• **Instructions to follow**: Restate the whole of the material. Keep every word, and drop the pictures.
##### Information provided
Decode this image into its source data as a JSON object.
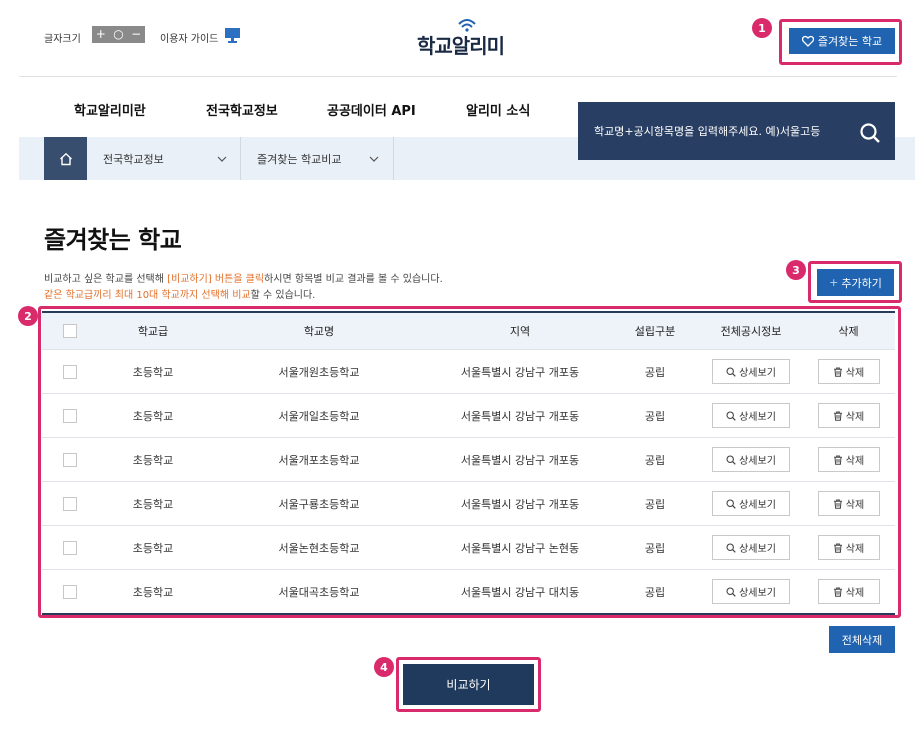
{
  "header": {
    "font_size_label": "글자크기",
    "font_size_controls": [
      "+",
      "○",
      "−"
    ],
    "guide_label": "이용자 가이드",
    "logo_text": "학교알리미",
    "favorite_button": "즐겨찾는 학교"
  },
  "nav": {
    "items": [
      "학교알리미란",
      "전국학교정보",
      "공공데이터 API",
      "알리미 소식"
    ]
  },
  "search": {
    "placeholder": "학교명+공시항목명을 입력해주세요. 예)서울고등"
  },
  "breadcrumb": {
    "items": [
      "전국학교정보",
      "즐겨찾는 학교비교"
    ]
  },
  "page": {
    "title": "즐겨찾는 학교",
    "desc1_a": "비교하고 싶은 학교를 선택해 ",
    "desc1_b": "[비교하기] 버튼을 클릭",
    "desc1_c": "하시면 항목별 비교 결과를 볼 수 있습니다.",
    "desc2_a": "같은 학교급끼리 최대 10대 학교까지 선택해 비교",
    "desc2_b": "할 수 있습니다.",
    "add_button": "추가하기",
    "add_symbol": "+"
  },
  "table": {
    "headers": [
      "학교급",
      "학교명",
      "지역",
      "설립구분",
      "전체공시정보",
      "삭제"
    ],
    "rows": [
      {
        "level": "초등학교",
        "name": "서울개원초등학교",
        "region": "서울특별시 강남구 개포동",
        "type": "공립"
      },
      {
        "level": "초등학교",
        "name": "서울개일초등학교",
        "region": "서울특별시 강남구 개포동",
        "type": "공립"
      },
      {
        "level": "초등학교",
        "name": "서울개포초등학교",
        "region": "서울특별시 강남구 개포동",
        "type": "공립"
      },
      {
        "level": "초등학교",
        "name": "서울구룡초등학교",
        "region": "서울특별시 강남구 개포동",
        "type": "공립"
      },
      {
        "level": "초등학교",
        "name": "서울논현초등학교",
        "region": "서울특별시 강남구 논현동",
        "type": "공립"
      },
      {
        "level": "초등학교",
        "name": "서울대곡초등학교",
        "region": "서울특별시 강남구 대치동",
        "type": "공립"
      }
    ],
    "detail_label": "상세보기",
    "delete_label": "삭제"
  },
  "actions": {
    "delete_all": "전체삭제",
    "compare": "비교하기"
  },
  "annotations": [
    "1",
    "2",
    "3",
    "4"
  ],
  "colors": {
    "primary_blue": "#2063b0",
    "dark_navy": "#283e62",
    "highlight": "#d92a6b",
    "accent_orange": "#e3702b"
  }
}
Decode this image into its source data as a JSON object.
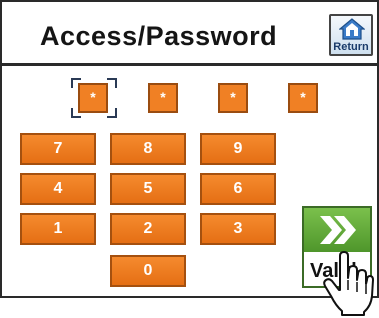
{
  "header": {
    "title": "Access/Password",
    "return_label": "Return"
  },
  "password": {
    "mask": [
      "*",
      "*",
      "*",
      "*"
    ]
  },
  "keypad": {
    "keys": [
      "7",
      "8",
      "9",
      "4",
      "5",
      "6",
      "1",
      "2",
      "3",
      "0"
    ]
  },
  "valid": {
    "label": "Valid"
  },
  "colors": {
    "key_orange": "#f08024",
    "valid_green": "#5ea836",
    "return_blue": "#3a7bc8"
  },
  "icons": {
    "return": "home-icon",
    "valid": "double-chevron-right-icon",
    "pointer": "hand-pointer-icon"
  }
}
##########
• **Solution for this task**:
Decode this image into its source data as a JSON object.
{
  "header": {
    "font_size_label": "글자크기",
    "font_size_controls": [
      "+",
      "○",
      "−"
    ],
    "guide_label": "이용자 가이드",
    "logo_text": "학교알리미",
    "favorite_button": "즐겨찾는 학교"
  },
  "nav": {
    "items": [
      "학교알리미란",
      "전국학교정보",
      "공공데이터 API",
      "알리미 소식"
    ]
  },
  "search": {
    "placeholder": "학교명+공시항목명을 입력해주세요. 예)서울고등"
  },
  "breadcrumb": {
    "items": [
      "전국학교정보",
      "즐겨찾는 학교비교"
    ]
  },
  "page": {
    "title": "즐겨찾는 학교",
    "desc1_a": "비교하고 싶은 학교를 선택해 ",
    "desc1_b": "[비교하기] 버튼을 클릭",
    "desc1_c": "하시면 항목별 비교 결과를 볼 수 있습니다.",
    "desc2_a": "같은 학교급끼리 최대 10대 학교까지 선택해 비교",
    "desc2_b": "할 수 있습니다.",
    "add_button": "추가하기",
    "add_symbol": "+"
  },
  "table": {
    "headers": [
      "학교급",
      "학교명",
      "지역",
      "설립구분",
      "전체공시정보",
      "삭제"
    ],
    "rows": [
      {
        "level": "초등학교",
        "name": "서울개원초등학교",
        "region": "서울특별시 강남구 개포동",
        "type": "공립"
      },
      {
        "level": "초등학교",
        "name": "서울개일초등학교",
        "region": "서울특별시 강남구 개포동",
        "type": "공립"
      },
      {
        "level": "초등학교",
        "name": "서울개포초등학교",
        "region": "서울특별시 강남구 개포동",
        "type": "공립"
      },
      {
        "level": "초등학교",
        "name": "서울구룡초등학교",
        "region": "서울특별시 강남구 개포동",
        "type": "공립"
      },
      {
        "level": "초등학교",
        "name": "서울논현초등학교",
        "region": "서울특별시 강남구 논현동",
        "type": "공립"
      },
      {
        "level": "초등학교",
        "name": "서울대곡초등학교",
        "region": "서울특별시 강남구 대치동",
        "type": "공립"
      }
    ],
    "detail_label": "상세보기",
    "delete_label": "삭제"
  },
  "actions": {
    "delete_all": "전체삭제",
    "compare": "비교하기"
  },
  "annotations": [
    "1",
    "2",
    "3",
    "4"
  ],
  "colors": {
    "primary_blue": "#2063b0",
    "dark_navy": "#283e62",
    "highlight": "#d92a6b",
    "accent_orange": "#e3702b"
  }
}
Decode this image into its source data as a JSON object.
{
  "header": {
    "title": "Access/Password",
    "return_label": "Return"
  },
  "password": {
    "mask": [
      "*",
      "*",
      "*",
      "*"
    ]
  },
  "keypad": {
    "keys": [
      "7",
      "8",
      "9",
      "4",
      "5",
      "6",
      "1",
      "2",
      "3",
      "0"
    ]
  },
  "valid": {
    "label": "Valid"
  },
  "colors": {
    "key_orange": "#f08024",
    "valid_green": "#5ea836",
    "return_blue": "#3a7bc8"
  },
  "icons": {
    "return": "home-icon",
    "valid": "double-chevron-right-icon",
    "pointer": "hand-pointer-icon"
  }
}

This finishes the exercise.